**What the task asks**:
In the entries, find all lines that hold the word "teacher" and copy them.

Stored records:
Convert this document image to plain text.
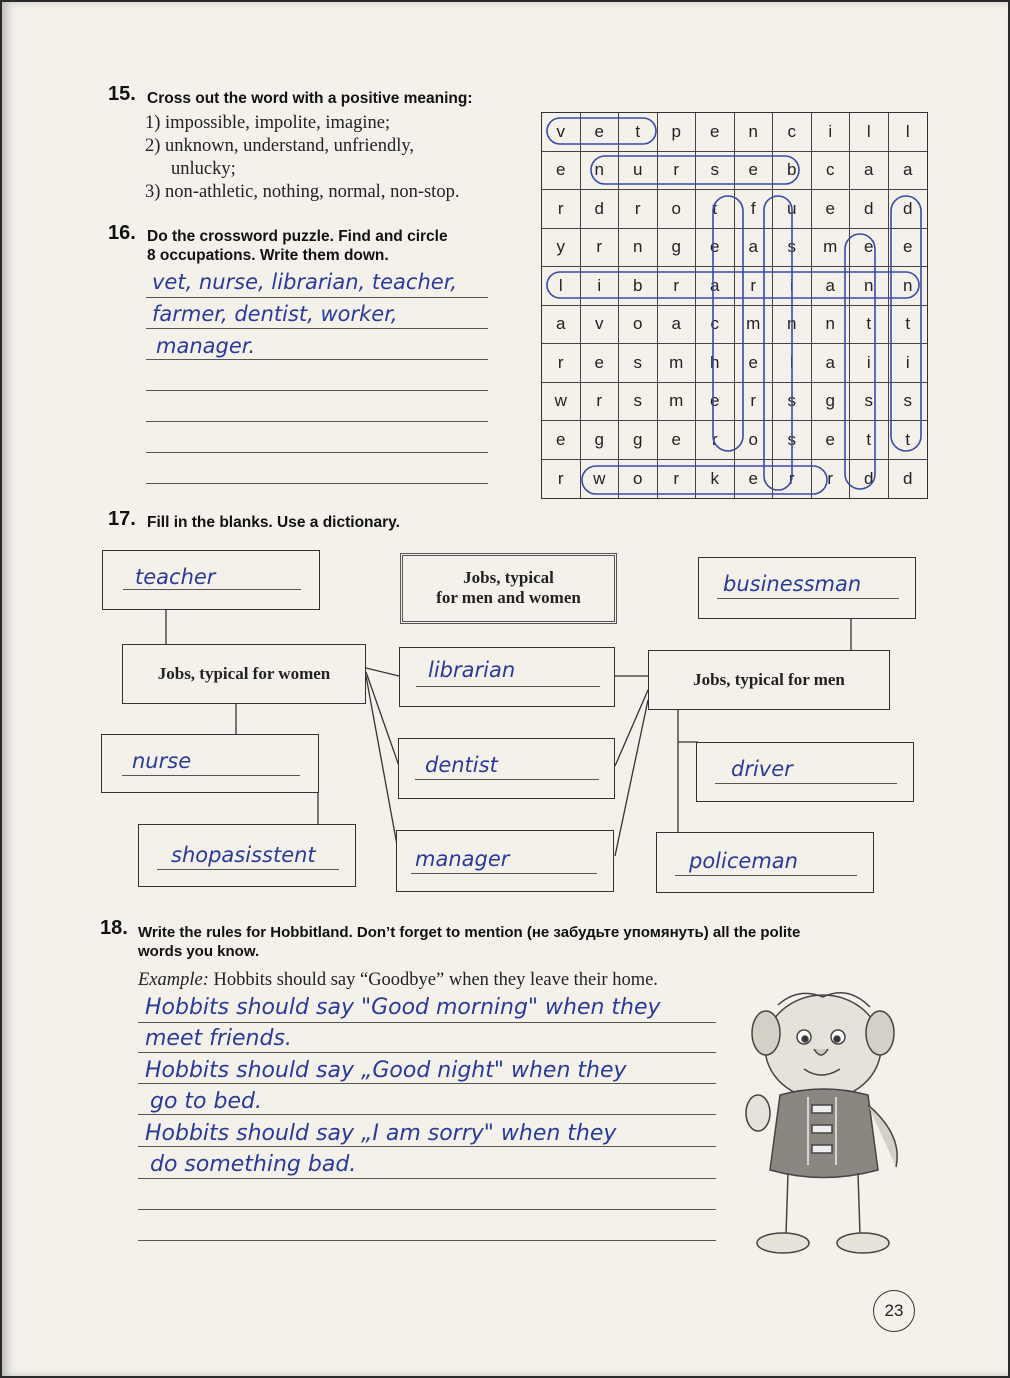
15. Cross out the word with a positive meaning:
1) impossible, impolite, imagine;
2) unknown, understand, unfriendly,
unlucky;
3) non-athletic, nothing, normal, non-stop.
16. Do the crossword puzzle. Find and circle
8 occupations. Write them down.
vet, nurse, librarian, teacher,
farmer, dentist, worker,
manager.
v	e	t	p	e	n	c	i	l	l
e	n	u	r	s	e	b	c	a	a
r	d	r	o	t	f	u	e	d	d
y	r	n	g	e	a	s	m	e	e
l	i	b	r	a	r	i	a	n	n
a	v	o	a	c	m	n	n	t	t
r	e	s	m	h	e	l	a	i	i
w	r	s	m	e	r	s	g	s	s
e	g	g	e	r	o	s	e	t	t
r	w	o	r	k	e	r	r	d	d
17. Fill in the blanks. Use a dictionary.
teacher	Jobs, typical
for men and women
businessman
Jobs, typical for women	librarian	Jobs, typical for men
nurse	dentist	driver
shopasisstent	manager	policeman
18. Write the rules for Hobbitland. Don’t forget to mention (не забудьте упомянуть) all the polite
words you know.
Example: Hobbits should say “Goodbye” when they leave their home.
Hobbits should say "Good morning" when they
meet friends.
Hobbits should say „Good night" when they
go to bed.
Hobbits should say „I am sorry" when they
do something bad.
23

**Right answer**:
vet, nurse, librarian, teacher,
teacher	Jobs, typical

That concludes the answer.